** Start of TEXT EXTRACT **

In fact, this film is "introducing Elsa Martinelli", a fresh import from Italy at the time. Bell' Italia indeed. Elsa introduces herself to us in the opening scene by undressing completely to go for a quiet dip in the river. So it's going to be la dolce vita along the riverbank, it seems...
As the beautiful long-haired Indian maiden, Elsa finds herself teamed with Kirk, brandishing his chin and his triangular physique. The Wild West lives up to its name, not only with the Indians' fiery attack on the army fort, the film's climax, but also with the steamy roll in the "surf" by our two principals, a couple of years after "From Here to Eternity".
The film offers Elisha Cook an unusual part to play, a photographer who had worked with Matthew Brady during the War, and who now wants to immortalize the West with his camera as advertising to attract settlers. The film understands the dichotomy of preservation and destruction that his character represents.
Walter Matthau and Lon Chaney are the bad white men, while Alan Hale (Gilligan's Skipper) and Frank Cady (Green Acres' Mr. Drucker) round out a nostalgic supporting cast.

** End of TEXT EXTRACT **

DESCRIPTION OF THE TASK: Can you carry on the film review of the Western starring Elsa Martinelli from its last sentence? The data after this has no connection to the film review.

** Start of RAW DATA **

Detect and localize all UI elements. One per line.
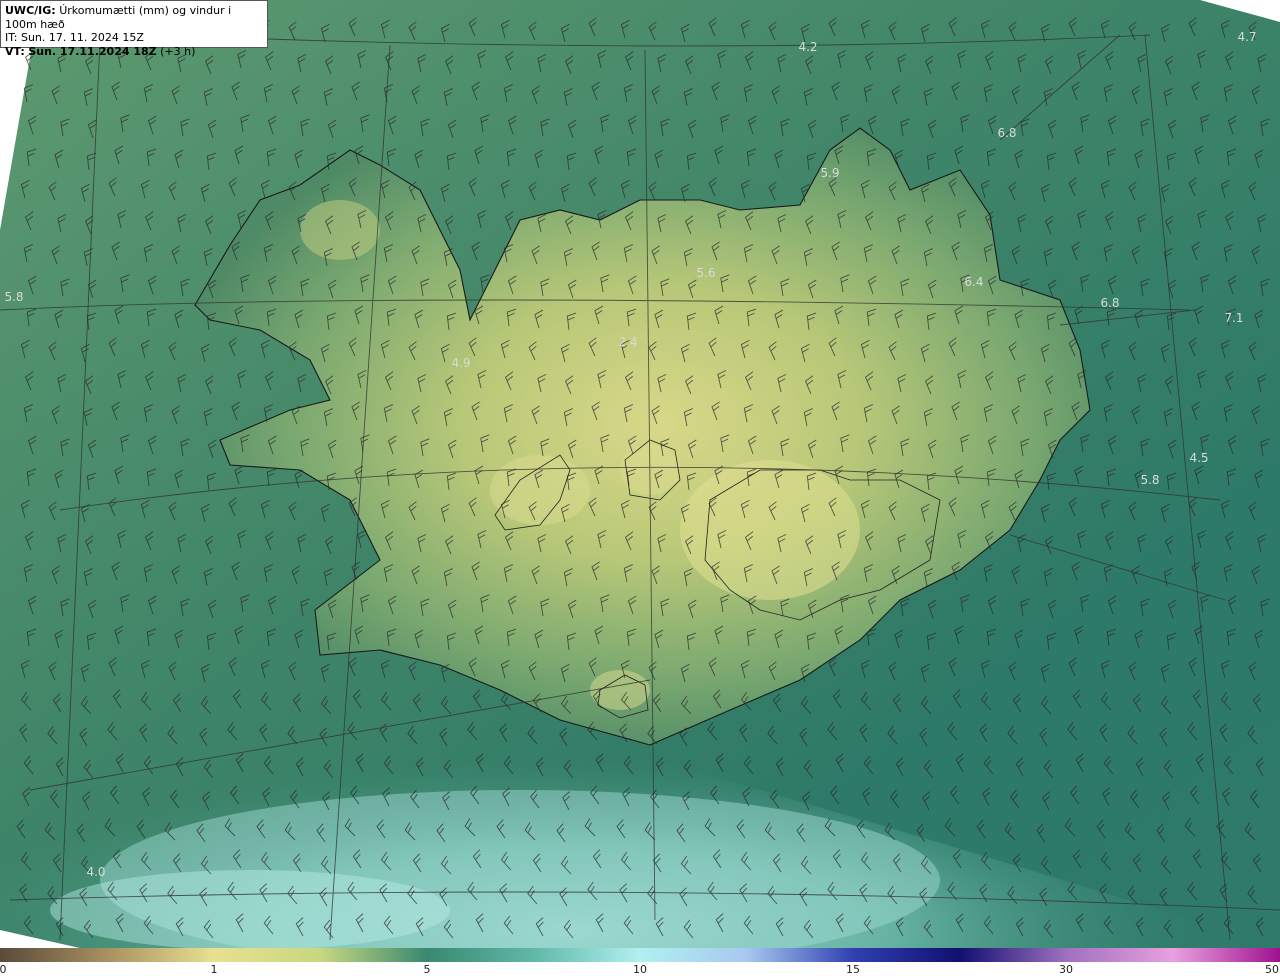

** End of RAW DATA **

THE OUTPUT:
Produced by Kirk Douglas's own production company, Bryna, "The Indian Fighter" can't help but have a social conscience. It does show the strong influence of the message Western -- in its interracial romance, Cook's proto-Ansel Adams character, and so on -- but without sacrificing the adventure elements of the story.
The film boasts some spectacular Oregon scenery. It's not the Monument Valley desert landscape we're used to seeing in so many other epic Westerns when directed by John Ford, but rather mountainous and riverine terrain, more like what Ford showed us in "How the West Was Won" (1962).
André De Toth provides good solid Cinemascope direction, letting the widescreen process work its own wonders on the audience. The film however does betray more brutality than I would have expected, especially for its day.
All in all, an adventure story intelligently and attractively handled, with some depth for those who care to look.